**Description of the task:** Copy out all lines with the word "list" in them.

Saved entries
** begin **
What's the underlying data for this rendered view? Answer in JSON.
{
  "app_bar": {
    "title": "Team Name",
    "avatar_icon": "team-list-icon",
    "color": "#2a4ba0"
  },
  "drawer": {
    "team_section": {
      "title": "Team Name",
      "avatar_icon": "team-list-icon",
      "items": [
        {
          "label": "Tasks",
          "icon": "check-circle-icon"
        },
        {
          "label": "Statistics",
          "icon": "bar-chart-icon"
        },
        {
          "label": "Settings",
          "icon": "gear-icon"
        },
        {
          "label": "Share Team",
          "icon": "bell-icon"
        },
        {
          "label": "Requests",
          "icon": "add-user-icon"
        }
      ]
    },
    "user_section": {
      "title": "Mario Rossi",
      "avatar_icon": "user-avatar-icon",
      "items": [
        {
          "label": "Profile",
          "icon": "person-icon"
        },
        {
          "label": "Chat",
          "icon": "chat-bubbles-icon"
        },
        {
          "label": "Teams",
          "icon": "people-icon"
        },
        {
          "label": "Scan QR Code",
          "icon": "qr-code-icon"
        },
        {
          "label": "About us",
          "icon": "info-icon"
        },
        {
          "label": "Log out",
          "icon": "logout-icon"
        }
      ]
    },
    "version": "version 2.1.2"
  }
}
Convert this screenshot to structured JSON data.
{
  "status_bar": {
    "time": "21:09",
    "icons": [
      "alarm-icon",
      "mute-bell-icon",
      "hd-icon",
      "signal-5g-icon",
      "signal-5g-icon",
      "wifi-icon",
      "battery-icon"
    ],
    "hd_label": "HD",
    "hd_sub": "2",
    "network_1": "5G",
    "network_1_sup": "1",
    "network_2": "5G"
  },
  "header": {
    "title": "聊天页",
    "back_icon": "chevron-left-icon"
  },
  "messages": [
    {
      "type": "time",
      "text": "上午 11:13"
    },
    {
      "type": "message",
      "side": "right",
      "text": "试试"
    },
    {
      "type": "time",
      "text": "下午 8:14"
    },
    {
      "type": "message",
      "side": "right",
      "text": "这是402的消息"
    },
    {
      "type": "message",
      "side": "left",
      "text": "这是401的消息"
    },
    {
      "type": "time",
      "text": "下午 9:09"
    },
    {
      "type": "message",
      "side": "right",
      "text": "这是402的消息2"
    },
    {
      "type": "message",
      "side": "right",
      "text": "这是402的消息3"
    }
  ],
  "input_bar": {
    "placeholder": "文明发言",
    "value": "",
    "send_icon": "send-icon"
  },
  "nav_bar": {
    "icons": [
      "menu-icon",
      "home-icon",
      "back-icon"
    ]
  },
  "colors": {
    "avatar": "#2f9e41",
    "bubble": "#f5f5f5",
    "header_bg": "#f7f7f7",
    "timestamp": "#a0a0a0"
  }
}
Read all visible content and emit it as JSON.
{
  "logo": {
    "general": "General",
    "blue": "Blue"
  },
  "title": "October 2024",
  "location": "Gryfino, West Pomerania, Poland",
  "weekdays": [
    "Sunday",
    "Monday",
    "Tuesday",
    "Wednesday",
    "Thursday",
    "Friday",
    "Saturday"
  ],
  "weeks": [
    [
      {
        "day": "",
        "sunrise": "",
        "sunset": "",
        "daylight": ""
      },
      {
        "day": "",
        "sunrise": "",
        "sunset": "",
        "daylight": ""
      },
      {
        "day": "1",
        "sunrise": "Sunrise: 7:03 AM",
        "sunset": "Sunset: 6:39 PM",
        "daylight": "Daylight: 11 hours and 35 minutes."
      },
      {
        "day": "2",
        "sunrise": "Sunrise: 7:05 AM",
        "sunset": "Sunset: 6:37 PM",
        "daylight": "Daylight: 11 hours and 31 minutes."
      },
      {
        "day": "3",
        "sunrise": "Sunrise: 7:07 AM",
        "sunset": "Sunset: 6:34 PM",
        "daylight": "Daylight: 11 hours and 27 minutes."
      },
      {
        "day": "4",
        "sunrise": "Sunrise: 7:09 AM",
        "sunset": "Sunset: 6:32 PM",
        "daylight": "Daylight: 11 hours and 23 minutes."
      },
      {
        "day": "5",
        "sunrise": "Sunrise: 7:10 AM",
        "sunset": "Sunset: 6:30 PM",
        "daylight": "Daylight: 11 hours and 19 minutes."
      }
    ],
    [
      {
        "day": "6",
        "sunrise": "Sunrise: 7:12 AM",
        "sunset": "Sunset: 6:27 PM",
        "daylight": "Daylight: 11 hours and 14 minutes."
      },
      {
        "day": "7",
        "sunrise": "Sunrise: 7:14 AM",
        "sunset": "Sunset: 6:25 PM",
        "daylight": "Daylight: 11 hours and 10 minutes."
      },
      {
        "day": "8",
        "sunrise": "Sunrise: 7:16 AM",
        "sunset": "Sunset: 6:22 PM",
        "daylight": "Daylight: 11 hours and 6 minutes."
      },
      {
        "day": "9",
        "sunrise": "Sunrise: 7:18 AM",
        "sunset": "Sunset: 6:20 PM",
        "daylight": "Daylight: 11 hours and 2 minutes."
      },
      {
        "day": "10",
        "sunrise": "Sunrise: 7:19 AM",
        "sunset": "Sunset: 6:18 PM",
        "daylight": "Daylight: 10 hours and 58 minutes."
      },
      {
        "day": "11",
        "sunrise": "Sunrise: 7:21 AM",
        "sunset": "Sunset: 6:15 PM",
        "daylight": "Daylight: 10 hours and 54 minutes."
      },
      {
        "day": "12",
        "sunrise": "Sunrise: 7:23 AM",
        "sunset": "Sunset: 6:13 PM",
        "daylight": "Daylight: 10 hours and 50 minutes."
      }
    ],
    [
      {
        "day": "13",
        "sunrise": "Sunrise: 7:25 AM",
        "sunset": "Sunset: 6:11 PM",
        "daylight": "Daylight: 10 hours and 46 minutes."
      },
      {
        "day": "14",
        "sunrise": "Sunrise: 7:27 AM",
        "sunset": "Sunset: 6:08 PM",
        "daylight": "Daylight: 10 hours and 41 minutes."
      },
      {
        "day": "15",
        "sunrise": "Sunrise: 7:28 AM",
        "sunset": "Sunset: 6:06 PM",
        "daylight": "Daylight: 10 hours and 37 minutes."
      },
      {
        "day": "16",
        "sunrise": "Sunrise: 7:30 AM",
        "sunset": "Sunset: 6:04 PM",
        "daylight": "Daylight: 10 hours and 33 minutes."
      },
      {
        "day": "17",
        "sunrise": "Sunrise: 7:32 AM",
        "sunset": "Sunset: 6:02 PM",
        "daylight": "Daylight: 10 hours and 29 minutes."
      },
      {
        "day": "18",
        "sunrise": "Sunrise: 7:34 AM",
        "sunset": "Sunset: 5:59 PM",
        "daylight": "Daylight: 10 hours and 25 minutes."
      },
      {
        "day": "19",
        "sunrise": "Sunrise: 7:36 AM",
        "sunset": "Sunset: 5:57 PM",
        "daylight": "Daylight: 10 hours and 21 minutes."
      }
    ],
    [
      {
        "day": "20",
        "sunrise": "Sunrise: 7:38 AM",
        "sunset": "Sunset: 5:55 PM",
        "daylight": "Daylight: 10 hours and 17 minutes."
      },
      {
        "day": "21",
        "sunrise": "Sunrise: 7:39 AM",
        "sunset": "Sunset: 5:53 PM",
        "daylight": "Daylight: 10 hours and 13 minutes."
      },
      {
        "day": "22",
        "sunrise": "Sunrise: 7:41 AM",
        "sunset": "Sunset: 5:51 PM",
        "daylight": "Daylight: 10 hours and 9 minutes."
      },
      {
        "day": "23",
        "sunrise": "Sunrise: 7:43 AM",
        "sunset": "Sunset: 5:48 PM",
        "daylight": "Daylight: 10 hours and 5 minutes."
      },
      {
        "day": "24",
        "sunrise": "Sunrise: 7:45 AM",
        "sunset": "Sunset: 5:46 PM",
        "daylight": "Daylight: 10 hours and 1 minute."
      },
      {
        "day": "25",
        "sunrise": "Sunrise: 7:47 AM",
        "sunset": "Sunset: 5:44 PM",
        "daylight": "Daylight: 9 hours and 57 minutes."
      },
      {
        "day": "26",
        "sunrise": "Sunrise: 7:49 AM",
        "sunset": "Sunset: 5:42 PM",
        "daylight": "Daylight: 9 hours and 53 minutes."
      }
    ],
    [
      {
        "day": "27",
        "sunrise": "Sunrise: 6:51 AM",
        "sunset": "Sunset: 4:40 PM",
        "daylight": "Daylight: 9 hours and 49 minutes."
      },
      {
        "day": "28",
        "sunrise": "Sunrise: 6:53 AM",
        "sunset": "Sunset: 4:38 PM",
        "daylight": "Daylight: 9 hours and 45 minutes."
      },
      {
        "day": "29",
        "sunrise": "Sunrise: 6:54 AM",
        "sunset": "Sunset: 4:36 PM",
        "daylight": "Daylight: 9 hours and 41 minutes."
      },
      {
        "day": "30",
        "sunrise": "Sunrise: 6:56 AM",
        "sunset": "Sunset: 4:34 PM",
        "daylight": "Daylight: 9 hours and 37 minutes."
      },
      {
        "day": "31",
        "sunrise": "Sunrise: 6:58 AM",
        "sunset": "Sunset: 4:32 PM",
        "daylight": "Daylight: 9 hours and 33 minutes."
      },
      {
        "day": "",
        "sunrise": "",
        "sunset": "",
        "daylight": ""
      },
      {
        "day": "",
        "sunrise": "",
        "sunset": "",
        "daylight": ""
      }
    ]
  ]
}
** end **
**Problem solution:**
    "avatar_icon": "team-list-icon",
      "avatar_icon": "team-list-icon",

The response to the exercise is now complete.